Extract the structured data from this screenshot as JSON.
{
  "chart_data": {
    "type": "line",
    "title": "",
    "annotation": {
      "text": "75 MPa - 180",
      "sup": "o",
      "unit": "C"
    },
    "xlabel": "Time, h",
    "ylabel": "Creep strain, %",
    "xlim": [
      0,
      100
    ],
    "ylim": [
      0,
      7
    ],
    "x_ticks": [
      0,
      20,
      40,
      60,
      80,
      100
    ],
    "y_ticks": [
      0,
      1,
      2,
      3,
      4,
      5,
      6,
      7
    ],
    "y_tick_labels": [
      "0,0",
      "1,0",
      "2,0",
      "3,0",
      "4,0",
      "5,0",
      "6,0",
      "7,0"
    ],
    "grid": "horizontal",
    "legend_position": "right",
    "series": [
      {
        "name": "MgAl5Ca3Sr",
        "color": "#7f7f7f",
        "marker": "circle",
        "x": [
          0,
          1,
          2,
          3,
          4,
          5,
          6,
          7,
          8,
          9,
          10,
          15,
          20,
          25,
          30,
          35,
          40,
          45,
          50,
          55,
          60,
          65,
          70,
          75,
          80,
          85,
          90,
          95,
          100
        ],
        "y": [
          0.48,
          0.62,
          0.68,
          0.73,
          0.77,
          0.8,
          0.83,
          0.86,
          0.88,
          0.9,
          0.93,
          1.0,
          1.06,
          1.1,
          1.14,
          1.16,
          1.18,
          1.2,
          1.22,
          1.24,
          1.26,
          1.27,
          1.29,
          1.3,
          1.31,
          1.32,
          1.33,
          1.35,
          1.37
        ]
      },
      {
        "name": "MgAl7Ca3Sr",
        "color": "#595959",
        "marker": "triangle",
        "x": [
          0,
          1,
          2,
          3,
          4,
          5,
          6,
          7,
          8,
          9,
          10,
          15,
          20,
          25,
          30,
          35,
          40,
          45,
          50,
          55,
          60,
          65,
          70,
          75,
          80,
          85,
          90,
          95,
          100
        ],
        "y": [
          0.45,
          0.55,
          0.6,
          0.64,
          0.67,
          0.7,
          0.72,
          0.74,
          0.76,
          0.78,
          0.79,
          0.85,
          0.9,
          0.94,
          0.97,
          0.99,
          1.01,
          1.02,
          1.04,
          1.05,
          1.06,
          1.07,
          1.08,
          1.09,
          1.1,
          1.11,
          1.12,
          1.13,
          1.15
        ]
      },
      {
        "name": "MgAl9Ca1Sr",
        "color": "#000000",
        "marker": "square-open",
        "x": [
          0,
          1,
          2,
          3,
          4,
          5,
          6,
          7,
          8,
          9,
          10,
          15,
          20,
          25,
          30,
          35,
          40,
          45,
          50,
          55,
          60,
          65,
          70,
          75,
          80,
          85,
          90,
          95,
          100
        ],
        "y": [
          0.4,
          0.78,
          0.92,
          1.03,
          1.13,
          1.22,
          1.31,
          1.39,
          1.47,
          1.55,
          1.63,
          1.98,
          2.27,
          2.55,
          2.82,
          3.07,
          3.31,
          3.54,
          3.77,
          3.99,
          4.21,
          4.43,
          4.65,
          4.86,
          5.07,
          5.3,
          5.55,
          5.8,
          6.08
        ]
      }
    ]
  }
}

Your task:
Above are some records; repeat all of them exactly.

Exercise answer:
Extract the structured data from this screenshot as JSON.
{
  "chart_data": {
    "type": "line",
    "title": "",
    "annotation": {
      "text": "75 MPa - 180",
      "sup": "o",
      "unit": "C"
    },
    "xlabel": "Time, h",
    "ylabel": "Creep strain, %",
    "xlim": [
      0,
      100
    ],
    "ylim": [
      0,
      7
    ],
    "x_ticks": [
      0,
      20,
      40,
      60,
      80,
      100
    ],
    "y_ticks": [
      0,
      1,
      2,
      3,
      4,
      5,
      6,
      7
    ],
    "y_tick_labels": [
      "0,0",
      "1,0",
      "2,0",
      "3,0",
      "4,0",
      "5,0",
      "6,0",
      "7,0"
    ],
    "grid": "horizontal",
    "legend_position": "right",
    "series": [
      {
        "name": "MgAl5Ca3Sr",
        "color": "#7f7f7f",
        "marker": "circle",
        "x": [
          0,
          1,
          2,
          3,
          4,
          5,
          6,
          7,
          8,
          9,
          10,
          15,
          20,
          25,
          30,
          35,
          40,
          45,
          50,
          55,
          60,
          65,
          70,
          75,
          80,
          85,
          90,
          95,
          100
        ],
        "y": [
          0.48,
          0.62,
          0.68,
          0.73,
          0.77,
          0.8,
          0.83,
          0.86,
          0.88,
          0.9,
          0.93,
          1.0,
          1.06,
          1.1,
          1.14,
          1.16,
          1.18,
          1.2,
          1.22,
          1.24,
          1.26,
          1.27,
          1.29,
          1.3,
          1.31,
          1.32,
          1.33,
          1.35,
          1.37
        ]
      },
      {
        "name": "MgAl7Ca3Sr",
        "color": "#595959",
        "marker": "triangle",
        "x": [
          0,
          1,
          2,
          3,
          4,
          5,
          6,
          7,
          8,
          9,
          10,
          15,
          20,
          25,
          30,
          35,
          40,
          45,
          50,
          55,
          60,
          65,
          70,
          75,
          80,
          85,
          90,
          95,
          100
        ],
        "y": [
          0.45,
          0.55,
          0.6,
          0.64,
          0.67,
          0.7,
          0.72,
          0.74,
          0.76,
          0.78,
          0.79,
          0.85,
          0.9,
          0.94,
          0.97,
          0.99,
          1.01,
          1.02,
          1.04,
          1.05,
          1.06,
          1.07,
          1.08,
          1.09,
          1.1,
          1.11,
          1.12,
          1.13,
          1.15
        ]
      },
      {
        "name": "MgAl9Ca1Sr",
        "color": "#000000",
        "marker": "square-open",
        "x": [
          0,
          1,
          2,
          3,
          4,
          5,
          6,
          7,
          8,
          9,
          10,
          15,
          20,
          25,
          30,
          35,
          40,
          45,
          50,
          55,
          60,
          65,
          70,
          75,
          80,
          85,
          90,
          95,
          100
        ],
        "y": [
          0.4,
          0.78,
          0.92,
          1.03,
          1.13,
          1.22,
          1.31,
          1.39,
          1.47,
          1.55,
          1.63,
          1.98,
          2.27,
          2.55,
          2.82,
          3.07,
          3.31,
          3.54,
          3.77,
          3.99,
          4.21,
          4.43,
          4.65,
          4.86,
          5.07,
          5.3,
          5.55,
          5.8,
          6.08
        ]
      }
    ]
  }
}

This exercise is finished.